Dataset records:
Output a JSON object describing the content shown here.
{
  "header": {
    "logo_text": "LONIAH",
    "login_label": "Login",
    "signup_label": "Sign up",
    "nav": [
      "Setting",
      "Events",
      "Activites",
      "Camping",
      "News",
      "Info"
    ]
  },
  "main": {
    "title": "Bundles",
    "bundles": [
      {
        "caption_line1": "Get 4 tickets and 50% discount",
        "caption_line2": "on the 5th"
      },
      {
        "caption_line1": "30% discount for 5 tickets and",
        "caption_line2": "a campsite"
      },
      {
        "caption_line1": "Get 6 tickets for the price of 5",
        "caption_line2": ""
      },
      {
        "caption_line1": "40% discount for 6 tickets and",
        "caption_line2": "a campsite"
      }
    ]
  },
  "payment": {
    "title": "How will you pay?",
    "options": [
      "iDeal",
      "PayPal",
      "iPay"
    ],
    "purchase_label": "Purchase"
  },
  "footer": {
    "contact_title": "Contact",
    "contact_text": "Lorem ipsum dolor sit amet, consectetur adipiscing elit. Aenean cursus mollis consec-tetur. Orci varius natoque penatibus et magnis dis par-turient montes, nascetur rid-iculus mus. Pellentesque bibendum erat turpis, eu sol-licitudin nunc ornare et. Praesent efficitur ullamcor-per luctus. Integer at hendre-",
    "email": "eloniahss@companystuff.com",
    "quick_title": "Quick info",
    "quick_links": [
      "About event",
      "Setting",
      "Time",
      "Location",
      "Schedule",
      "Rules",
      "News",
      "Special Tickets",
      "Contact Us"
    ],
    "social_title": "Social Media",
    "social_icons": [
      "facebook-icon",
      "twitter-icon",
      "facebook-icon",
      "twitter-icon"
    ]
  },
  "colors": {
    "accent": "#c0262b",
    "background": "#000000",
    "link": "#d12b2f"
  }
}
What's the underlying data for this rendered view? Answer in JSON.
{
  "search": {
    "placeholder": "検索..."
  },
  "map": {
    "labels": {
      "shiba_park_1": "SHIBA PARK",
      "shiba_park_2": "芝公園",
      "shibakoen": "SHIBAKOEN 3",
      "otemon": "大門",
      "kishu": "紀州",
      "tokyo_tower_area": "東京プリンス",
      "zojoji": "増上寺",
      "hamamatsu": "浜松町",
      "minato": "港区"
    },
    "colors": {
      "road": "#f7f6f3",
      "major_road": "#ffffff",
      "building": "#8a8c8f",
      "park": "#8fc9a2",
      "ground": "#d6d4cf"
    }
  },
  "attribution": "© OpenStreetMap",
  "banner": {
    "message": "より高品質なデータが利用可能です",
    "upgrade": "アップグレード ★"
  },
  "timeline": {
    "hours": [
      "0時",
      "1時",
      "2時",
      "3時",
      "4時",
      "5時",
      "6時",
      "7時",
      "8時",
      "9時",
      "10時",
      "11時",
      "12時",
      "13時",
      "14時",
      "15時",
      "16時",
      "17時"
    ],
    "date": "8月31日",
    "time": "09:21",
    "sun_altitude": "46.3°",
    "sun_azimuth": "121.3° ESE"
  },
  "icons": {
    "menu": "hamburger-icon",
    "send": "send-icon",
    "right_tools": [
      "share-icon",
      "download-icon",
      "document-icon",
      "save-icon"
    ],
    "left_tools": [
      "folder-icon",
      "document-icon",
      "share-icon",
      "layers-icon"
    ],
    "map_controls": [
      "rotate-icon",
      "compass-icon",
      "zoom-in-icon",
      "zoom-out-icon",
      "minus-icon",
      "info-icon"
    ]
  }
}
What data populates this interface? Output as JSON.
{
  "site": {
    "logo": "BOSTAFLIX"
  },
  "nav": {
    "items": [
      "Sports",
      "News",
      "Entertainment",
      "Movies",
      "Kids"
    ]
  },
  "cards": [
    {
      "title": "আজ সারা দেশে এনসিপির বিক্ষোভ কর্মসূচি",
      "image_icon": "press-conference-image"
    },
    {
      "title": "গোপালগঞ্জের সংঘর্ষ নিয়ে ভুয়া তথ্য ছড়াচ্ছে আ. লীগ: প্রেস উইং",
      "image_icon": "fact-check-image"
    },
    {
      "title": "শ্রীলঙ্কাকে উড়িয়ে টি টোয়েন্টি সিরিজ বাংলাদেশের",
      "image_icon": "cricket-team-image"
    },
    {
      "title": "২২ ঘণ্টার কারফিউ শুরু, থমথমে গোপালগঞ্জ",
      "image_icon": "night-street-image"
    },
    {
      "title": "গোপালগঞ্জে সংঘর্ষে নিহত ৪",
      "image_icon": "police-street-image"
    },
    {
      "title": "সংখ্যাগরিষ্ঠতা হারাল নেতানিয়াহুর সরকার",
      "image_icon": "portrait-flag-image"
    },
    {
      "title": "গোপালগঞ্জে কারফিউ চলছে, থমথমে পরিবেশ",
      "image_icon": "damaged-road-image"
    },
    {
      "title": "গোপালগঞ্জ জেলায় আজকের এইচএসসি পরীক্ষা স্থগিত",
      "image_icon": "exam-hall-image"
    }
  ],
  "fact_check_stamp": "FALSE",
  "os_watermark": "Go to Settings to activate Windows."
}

> WHAT IS BEING ASKED
Reproduce all of the data exactly as given.

> RIGHT ANSWER
Output a JSON object describing the content shown here.
{
  "header": {
    "logo_text": "LONIAH",
    "login_label": "Login",
    "signup_label": "Sign up",
    "nav": [
      "Setting",
      "Events",
      "Activites",
      "Camping",
      "News",
      "Info"
    ]
  },
  "main": {
    "title": "Bundles",
    "bundles": [
      {
        "caption_line1": "Get 4 tickets and 50% discount",
        "caption_line2": "on the 5th"
      },
      {
        "caption_line1": "30% discount for 5 tickets and",
        "caption_line2": "a campsite"
      },
      {
        "caption_line1": "Get 6 tickets for the price of 5",
        "caption_line2": ""
      },
      {
        "caption_line1": "40% discount for 6 tickets and",
        "caption_line2": "a campsite"
      }
    ]
  },
  "payment": {
    "title": "How will you pay?",
    "options": [
      "iDeal",
      "PayPal",
      "iPay"
    ],
    "purchase_label": "Purchase"
  },
  "footer": {
    "contact_title": "Contact",
    "contact_text": "Lorem ipsum dolor sit amet, consectetur adipiscing elit. Aenean cursus mollis consec-tetur. Orci varius natoque penatibus et magnis dis par-turient montes, nascetur rid-iculus mus. Pellentesque bibendum erat turpis, eu sol-licitudin nunc ornare et. Praesent efficitur ullamcor-per luctus. Integer at hendre-",
    "email": "eloniahss@companystuff.com",
    "quick_title": "Quick info",
    "quick_links": [
      "About event",
      "Setting",
      "Time",
      "Location",
      "Schedule",
      "Rules",
      "News",
      "Special Tickets",
      "Contact Us"
    ],
    "social_title": "Social Media",
    "social_icons": [
      "facebook-icon",
      "twitter-icon",
      "facebook-icon",
      "twitter-icon"
    ]
  },
  "colors": {
    "accent": "#c0262b",
    "background": "#000000",
    "link": "#d12b2f"
  }
}
What's the underlying data for this rendered view? Answer in JSON.
{
  "search": {
    "placeholder": "検索..."
  },
  "map": {
    "labels": {
      "shiba_park_1": "SHIBA PARK",
      "shiba_park_2": "芝公園",
      "shibakoen": "SHIBAKOEN 3",
      "otemon": "大門",
      "kishu": "紀州",
      "tokyo_tower_area": "東京プリンス",
      "zojoji": "増上寺",
      "hamamatsu": "浜松町",
      "minato": "港区"
    },
    "colors": {
      "road": "#f7f6f3",
      "major_road": "#ffffff",
      "building": "#8a8c8f",
      "park": "#8fc9a2",
      "ground": "#d6d4cf"
    }
  },
  "attribution": "© OpenStreetMap",
  "banner": {
    "message": "より高品質なデータが利用可能です",
    "upgrade": "アップグレード ★"
  },
  "timeline": {
    "hours": [
      "0時",
      "1時",
      "2時",
      "3時",
      "4時",
      "5時",
      "6時",
      "7時",
      "8時",
      "9時",
      "10時",
      "11時",
      "12時",
      "13時",
      "14時",
      "15時",
      "16時",
      "17時"
    ],
    "date": "8月31日",
    "time": "09:21",
    "sun_altitude": "46.3°",
    "sun_azimuth": "121.3° ESE"
  },
  "icons": {
    "menu": "hamburger-icon",
    "send": "send-icon",
    "right_tools": [
      "share-icon",
      "download-icon",
      "document-icon",
      "save-icon"
    ],
    "left_tools": [
      "folder-icon",
      "document-icon",
      "share-icon",
      "layers-icon"
    ],
    "map_controls": [
      "rotate-icon",
      "compass-icon",
      "zoom-in-icon",
      "zoom-out-icon",
      "minus-icon",
      "info-icon"
    ]
  }
}
What data populates this interface? Output as JSON.
{
  "site": {
    "logo": "BOSTAFLIX"
  },
  "nav": {
    "items": [
      "Sports",
      "News",
      "Entertainment",
      "Movies",
      "Kids"
    ]
  },
  "cards": [
    {
      "title": "আজ সারা দেশে এনসিপির বিক্ষোভ কর্মসূচি",
      "image_icon": "press-conference-image"
    },
    {
      "title": "গোপালগঞ্জের সংঘর্ষ নিয়ে ভুয়া তথ্য ছড়াচ্ছে আ. লীগ: প্রেস উইং",
      "image_icon": "fact-check-image"
    },
    {
      "title": "শ্রীলঙ্কাকে উড়িয়ে টি টোয়েন্টি সিরিজ বাংলাদেশের",
      "image_icon": "cricket-team-image"
    },
    {
      "title": "২২ ঘণ্টার কারফিউ শুরু, থমথমে গোপালগঞ্জ",
      "image_icon": "night-street-image"
    },
    {
      "title": "গোপালগঞ্জে সংঘর্ষে নিহত ৪",
      "image_icon": "police-street-image"
    },
    {
      "title": "সংখ্যাগরিষ্ঠতা হারাল নেতানিয়াহুর সরকার",
      "image_icon": "portrait-flag-image"
    },
    {
      "title": "গোপালগঞ্জে কারফিউ চলছে, থমথমে পরিবেশ",
      "image_icon": "damaged-road-image"
    },
    {
      "title": "গোপালগঞ্জ জেলায় আজকের এইচএসসি পরীক্ষা স্থগিত",
      "image_icon": "exam-hall-image"
    }
  ],
  "fact_check_stamp": "FALSE",
  "os_watermark": "Go to Settings to activate Windows."
}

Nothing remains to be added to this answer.